_Data records_
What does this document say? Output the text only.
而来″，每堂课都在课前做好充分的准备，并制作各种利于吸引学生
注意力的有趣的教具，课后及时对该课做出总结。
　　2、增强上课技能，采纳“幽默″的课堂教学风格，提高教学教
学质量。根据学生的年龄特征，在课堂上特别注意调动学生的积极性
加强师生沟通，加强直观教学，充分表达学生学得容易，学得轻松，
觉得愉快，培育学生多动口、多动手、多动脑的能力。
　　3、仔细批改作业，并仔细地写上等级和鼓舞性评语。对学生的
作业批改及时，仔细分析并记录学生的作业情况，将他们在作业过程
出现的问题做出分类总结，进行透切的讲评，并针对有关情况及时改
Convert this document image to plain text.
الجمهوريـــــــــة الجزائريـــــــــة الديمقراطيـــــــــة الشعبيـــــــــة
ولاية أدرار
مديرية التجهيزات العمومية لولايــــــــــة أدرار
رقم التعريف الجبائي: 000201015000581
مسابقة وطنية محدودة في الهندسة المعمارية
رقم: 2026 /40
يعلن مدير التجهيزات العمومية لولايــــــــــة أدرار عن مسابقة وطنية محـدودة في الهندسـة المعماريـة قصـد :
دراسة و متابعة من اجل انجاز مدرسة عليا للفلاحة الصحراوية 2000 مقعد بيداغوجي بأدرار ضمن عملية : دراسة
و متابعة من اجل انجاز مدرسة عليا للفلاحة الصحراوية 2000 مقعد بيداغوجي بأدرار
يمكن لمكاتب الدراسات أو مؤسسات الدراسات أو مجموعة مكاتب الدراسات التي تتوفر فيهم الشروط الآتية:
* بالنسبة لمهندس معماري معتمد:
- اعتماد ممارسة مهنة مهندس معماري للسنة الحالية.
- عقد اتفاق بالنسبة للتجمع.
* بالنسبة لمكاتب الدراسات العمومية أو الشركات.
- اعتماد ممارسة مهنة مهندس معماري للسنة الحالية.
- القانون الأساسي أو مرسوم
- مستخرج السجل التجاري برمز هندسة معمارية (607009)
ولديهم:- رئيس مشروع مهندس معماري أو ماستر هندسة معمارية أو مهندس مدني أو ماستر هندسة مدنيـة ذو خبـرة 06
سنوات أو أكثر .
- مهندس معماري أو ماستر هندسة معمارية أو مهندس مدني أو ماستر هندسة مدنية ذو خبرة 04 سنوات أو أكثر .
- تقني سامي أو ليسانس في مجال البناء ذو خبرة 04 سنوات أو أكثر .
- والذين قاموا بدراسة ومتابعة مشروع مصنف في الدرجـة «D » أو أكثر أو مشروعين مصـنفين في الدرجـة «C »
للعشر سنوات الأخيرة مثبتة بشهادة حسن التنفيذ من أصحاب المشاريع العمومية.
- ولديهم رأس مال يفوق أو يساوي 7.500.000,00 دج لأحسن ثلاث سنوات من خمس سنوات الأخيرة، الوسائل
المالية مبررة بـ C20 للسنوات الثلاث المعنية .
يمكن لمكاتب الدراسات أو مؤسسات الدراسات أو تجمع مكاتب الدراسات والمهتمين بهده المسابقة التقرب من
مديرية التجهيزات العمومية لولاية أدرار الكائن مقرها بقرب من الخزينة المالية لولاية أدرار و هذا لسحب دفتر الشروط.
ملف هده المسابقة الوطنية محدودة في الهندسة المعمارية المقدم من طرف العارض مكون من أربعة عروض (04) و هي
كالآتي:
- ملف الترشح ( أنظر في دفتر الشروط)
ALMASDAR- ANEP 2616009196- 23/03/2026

_Short exercise_
Locate the lines above that hold the word "المسابقة". Show every one of them.

_Answer to this problem_
يمكن لمكاتب الدراسات أو مؤسسات الدراسات أو تجمع مكاتب الدراسات والمهتمين بهده المسابقة التقرب من
ملف هده المسابقة الوطنية محدودة في الهندسة المعمارية المقدم من طرف العارض مكون من أربعة عروض (04) و هي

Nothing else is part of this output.